_What is expected_. Pull out all lines from the listing below in which the word "marker" appears.
# Start of Provided information
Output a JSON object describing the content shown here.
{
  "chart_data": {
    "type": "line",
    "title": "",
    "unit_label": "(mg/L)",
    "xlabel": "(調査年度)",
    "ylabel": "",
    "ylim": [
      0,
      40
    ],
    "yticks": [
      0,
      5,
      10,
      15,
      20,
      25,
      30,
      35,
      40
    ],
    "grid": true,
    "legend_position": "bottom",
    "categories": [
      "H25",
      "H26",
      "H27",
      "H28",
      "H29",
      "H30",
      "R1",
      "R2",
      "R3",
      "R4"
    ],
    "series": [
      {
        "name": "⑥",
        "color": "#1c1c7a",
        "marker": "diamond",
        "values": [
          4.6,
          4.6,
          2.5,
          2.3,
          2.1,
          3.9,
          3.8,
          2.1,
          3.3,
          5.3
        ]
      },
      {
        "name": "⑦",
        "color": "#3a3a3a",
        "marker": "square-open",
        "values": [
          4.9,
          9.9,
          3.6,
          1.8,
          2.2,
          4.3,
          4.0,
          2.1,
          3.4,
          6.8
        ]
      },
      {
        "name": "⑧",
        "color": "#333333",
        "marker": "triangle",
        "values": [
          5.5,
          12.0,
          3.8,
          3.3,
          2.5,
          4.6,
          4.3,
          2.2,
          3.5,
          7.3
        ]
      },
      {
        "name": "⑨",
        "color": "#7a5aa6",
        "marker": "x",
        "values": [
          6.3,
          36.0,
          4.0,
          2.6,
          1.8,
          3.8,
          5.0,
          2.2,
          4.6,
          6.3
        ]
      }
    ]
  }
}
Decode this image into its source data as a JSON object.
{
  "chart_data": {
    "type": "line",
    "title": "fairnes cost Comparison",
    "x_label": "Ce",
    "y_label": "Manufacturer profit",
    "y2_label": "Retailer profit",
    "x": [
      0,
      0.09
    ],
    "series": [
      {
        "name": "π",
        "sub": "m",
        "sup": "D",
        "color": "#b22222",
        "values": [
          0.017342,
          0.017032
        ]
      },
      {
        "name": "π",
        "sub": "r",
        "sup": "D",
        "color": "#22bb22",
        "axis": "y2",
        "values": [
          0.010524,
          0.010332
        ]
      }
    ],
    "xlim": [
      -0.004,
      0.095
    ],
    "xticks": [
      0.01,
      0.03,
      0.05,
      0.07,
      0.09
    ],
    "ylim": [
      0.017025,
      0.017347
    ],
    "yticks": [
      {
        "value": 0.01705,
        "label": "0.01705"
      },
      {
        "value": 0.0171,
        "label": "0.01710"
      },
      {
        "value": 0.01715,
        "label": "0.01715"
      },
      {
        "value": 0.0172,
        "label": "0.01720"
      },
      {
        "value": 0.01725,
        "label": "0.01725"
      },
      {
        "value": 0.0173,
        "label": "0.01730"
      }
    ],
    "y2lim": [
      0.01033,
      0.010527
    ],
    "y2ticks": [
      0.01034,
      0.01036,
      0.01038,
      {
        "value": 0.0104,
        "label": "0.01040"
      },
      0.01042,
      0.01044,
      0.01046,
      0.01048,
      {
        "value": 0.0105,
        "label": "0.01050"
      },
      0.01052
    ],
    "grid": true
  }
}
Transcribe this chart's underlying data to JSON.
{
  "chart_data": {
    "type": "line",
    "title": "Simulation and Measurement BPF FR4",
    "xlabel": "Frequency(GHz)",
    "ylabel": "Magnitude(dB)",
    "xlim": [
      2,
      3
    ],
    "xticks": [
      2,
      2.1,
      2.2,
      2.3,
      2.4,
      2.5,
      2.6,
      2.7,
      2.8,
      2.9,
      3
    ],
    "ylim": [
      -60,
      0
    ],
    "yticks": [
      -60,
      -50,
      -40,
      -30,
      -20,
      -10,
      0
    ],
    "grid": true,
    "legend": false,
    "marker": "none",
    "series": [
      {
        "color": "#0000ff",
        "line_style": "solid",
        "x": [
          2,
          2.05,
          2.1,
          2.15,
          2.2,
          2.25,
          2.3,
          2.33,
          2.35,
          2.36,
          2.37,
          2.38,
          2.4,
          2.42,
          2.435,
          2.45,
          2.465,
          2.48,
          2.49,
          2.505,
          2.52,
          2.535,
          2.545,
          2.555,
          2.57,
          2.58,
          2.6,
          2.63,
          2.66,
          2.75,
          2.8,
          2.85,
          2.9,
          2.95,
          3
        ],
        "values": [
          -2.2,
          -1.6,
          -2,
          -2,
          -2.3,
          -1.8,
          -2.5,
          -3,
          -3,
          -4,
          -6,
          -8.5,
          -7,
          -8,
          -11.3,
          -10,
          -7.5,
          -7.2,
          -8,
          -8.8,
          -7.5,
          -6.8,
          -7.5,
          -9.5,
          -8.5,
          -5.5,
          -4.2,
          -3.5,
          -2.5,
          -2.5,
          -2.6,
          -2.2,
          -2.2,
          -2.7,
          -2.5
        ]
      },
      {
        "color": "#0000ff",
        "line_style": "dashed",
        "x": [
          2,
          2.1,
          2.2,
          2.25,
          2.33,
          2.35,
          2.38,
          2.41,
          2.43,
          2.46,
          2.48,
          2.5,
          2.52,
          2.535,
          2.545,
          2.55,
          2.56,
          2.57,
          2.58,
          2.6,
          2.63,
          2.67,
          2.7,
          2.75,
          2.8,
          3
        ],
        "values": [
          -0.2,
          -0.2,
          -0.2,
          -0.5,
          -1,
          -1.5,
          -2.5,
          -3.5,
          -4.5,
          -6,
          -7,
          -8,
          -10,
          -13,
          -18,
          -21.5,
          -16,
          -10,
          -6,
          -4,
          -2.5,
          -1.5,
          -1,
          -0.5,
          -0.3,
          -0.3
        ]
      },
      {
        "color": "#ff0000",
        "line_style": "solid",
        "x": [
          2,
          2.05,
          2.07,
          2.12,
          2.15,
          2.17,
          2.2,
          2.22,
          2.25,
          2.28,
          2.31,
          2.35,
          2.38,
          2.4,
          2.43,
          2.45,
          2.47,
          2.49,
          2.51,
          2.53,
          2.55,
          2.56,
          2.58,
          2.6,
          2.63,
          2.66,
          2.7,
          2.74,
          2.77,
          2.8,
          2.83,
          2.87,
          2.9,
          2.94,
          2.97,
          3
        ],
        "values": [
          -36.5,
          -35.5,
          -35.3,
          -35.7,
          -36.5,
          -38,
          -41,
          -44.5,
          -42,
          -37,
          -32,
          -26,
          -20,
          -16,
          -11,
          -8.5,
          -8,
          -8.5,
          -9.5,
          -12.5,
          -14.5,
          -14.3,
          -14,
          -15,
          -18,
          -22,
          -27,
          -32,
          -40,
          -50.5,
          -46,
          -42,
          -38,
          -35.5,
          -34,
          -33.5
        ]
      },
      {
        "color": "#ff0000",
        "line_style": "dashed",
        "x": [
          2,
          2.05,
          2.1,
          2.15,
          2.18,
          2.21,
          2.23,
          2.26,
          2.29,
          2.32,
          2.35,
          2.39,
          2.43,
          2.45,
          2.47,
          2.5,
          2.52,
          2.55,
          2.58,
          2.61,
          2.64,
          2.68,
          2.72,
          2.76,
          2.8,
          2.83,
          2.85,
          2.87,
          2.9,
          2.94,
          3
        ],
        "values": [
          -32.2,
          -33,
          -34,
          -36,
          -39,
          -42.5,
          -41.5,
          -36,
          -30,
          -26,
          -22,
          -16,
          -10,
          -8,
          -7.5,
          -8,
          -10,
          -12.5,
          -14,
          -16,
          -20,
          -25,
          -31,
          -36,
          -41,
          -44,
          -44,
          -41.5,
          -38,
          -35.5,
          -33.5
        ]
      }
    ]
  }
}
# End of Provided information
_Response_.
        "marker": "diamond",
        "marker": "square-open",
        "marker": "triangle",
        "marker": "x",
    "marker": "none",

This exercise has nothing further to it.